--- Begin Extracted text ---

Date of Award

7-21-2025

Degree Type

Thesis

Degree Name

Master of Philosophy (MPHIL)

Discipline

Data Science

First Advisor

Prof. QIN Si Zhao Joe

Abstract

Accurate forecasting of metro passenger flow is vital for efficient urban transportation management and optimal resource allocation in modern cities. Traditional ARIMA-based models effectively capture regular, cyclical patterns but struggle with sudden, nonlinear fluctuations caused by random events such as weather disruptions, special events, or service interruptions. Moreover, existing research predominantly focuses on individual stations, overlooking the complex cross-station interactions inherent in networked metro systems where passenger flows are interconnected across the entire network.

--- End Extracted text ---
--- Begin Dataset rows ---

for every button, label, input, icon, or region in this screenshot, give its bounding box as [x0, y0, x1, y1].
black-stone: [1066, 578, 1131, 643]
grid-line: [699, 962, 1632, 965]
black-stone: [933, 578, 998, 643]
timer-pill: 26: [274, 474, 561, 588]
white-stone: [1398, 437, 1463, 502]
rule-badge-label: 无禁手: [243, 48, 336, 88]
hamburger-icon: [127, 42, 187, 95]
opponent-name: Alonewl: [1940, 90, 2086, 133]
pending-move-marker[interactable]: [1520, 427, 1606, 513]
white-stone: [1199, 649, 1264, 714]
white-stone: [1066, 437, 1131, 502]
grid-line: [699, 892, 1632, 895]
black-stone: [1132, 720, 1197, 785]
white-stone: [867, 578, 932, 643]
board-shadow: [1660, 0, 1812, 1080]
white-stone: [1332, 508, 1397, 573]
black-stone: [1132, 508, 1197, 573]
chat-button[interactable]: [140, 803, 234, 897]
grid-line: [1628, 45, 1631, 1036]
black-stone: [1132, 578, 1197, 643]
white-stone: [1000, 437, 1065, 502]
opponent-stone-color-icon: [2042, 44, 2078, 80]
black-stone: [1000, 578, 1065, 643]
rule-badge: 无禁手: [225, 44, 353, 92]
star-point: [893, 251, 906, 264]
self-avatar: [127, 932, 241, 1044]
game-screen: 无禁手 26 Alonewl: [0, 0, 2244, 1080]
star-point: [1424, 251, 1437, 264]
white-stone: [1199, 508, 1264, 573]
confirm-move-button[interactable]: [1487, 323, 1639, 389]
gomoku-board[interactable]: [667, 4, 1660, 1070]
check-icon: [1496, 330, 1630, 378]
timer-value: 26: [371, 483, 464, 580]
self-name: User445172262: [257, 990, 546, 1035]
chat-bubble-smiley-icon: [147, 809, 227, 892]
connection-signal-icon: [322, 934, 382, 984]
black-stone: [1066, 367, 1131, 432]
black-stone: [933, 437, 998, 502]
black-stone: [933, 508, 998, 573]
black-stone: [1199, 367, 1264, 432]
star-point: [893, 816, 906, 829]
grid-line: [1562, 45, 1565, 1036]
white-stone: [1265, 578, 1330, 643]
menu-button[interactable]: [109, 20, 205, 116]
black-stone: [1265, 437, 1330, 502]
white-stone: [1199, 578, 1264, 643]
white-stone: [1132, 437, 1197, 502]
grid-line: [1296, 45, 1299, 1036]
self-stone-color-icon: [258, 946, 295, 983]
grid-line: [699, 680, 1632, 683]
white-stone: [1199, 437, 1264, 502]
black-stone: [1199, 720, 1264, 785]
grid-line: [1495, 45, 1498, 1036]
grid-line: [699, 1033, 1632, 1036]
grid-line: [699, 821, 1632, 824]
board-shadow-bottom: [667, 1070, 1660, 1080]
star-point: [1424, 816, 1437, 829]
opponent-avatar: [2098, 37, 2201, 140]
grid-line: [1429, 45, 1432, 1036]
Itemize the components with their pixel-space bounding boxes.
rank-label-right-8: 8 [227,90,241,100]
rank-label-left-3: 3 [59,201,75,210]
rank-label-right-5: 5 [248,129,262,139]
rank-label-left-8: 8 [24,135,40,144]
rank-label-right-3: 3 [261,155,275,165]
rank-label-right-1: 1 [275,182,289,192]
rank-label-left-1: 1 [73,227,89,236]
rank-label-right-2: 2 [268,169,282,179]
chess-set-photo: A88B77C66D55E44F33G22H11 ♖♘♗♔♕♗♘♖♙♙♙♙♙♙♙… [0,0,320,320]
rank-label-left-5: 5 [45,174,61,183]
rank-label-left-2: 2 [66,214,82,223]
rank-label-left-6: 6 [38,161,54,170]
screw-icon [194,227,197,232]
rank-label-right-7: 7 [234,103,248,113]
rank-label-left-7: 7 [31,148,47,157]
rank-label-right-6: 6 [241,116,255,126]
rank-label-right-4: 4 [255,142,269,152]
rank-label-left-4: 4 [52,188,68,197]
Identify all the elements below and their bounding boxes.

--- End Dataset rows ---
--- Begin Dataset rows ---

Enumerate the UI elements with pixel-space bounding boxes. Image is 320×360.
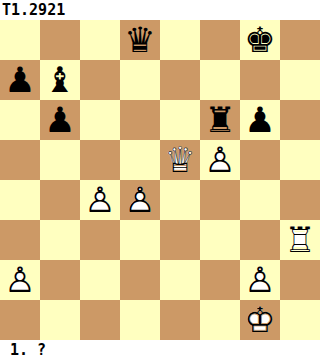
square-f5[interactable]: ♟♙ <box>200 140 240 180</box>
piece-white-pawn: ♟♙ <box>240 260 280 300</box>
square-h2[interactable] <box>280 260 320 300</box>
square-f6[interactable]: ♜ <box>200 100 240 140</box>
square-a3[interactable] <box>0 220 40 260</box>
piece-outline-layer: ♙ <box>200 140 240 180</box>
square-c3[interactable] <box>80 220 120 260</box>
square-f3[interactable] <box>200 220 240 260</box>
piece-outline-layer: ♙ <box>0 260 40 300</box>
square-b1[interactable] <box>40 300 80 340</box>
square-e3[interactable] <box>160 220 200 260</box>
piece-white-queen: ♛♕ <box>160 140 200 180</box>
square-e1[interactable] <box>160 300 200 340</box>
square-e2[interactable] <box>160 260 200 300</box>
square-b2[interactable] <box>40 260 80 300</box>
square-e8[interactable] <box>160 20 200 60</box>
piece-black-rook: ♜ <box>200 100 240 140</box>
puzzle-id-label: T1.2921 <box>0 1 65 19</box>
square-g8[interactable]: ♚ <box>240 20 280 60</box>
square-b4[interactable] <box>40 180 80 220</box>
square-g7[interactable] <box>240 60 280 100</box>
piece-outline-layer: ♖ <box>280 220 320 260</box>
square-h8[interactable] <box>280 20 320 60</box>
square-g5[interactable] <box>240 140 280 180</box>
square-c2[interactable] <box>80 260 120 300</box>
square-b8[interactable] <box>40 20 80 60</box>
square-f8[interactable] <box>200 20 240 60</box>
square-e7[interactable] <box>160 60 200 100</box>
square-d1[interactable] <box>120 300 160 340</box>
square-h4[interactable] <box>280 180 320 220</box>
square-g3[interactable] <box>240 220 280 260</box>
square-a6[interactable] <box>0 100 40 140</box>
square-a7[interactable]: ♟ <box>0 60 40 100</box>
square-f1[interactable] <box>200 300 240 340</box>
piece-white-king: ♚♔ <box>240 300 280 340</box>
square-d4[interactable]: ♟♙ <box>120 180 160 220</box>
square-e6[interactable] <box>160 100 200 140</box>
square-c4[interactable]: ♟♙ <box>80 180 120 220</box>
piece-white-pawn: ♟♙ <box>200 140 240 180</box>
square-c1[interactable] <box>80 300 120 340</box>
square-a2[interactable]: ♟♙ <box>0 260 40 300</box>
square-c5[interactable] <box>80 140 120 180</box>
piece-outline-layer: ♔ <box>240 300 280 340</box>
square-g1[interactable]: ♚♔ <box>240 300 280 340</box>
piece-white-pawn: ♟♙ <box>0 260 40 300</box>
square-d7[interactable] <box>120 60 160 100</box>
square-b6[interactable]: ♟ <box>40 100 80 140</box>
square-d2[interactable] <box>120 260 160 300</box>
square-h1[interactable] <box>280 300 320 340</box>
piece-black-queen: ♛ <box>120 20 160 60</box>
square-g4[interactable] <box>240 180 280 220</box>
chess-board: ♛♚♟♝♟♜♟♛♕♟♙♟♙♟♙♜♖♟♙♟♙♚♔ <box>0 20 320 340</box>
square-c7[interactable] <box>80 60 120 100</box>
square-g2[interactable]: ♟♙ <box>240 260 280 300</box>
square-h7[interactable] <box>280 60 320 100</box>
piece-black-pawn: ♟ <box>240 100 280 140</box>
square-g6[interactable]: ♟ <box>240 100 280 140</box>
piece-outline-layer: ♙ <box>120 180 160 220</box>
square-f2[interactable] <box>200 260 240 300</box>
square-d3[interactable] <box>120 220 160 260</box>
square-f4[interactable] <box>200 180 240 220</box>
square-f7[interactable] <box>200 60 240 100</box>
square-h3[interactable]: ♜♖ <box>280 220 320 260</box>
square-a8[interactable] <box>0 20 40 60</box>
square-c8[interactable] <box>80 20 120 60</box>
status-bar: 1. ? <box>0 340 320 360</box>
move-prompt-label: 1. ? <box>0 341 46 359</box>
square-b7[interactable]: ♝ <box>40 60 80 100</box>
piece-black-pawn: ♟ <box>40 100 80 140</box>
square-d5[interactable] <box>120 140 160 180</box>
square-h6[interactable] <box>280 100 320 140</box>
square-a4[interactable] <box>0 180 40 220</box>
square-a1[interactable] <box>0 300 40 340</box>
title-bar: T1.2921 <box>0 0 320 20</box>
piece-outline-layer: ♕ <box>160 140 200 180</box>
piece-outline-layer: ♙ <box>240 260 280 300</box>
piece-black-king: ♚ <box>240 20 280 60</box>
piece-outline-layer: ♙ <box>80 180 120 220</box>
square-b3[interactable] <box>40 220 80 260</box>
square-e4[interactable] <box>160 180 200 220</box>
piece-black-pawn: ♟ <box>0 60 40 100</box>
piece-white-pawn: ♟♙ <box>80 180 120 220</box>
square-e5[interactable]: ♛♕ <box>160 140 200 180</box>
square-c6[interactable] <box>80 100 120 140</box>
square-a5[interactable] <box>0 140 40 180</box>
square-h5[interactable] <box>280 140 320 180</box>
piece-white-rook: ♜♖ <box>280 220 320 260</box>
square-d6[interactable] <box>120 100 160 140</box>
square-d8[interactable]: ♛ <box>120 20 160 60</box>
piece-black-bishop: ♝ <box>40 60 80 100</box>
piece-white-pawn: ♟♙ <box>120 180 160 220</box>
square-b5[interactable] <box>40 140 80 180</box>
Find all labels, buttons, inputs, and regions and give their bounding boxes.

--- End Dataset rows ---

▶ [Task set]
• 1. Using the thesis page on metro passenger flow forecasting, answer the following:
(a) What degree name is listed?
(b) Who is named as the first advisor?
(c) According to the abstract, what do traditional ARIMA-based models struggle with?
• 2. Extend the abstract of the thesis page on metro passenger flow forecasting, picking up after its final sentence.

▶ [Exercise answers]
• 1.
(a) Master of Philosophy (MPHIL)
(b) Prof. QIN Si Zhao Joe
(c) Sudden, nonlinear fluctuations caused by random events such as weather disruptions, special events, or service interruptions

• 2.
To address these critical limitations, we propose the Three-Stage Latent Dynamics Forecasting (T-LDF) Framework, a novel approach that systematically integrates temporal decomposition, latent dynamics extraction, and cross-station interaction modeling. Initially, the observed passenger flow is decomposed into a periodic component, representing regular daily and weekly commuting patterns, and a non-periodic component, capturing irregular fluctuations and anomalies. Next, the Latent Variable AutoRegression (LaVAR) model extracts low-dimensional dynamic latent variables (DLVs) from the non-periodic component, effectively filtering noise while preserving essential dynamic information for model training. Finally, a supervised learning model with an innovative alignment mechanism accounts for travel delay effects in passenger movements across the metro network, facilitating accurate real-time forecasting. Comprehensive experiments conducted on the Shenzhen Metro passenger flow dataset demonstrate that T-LDF significantly outperforms traditional statistical models and existing single-station approaches, achieving remarkable Test-RMSE reductions of 27% on weekdays and 20.4% on weekends, while simultaneously enhancing model interpretability through explicit cross-station interaction modeling.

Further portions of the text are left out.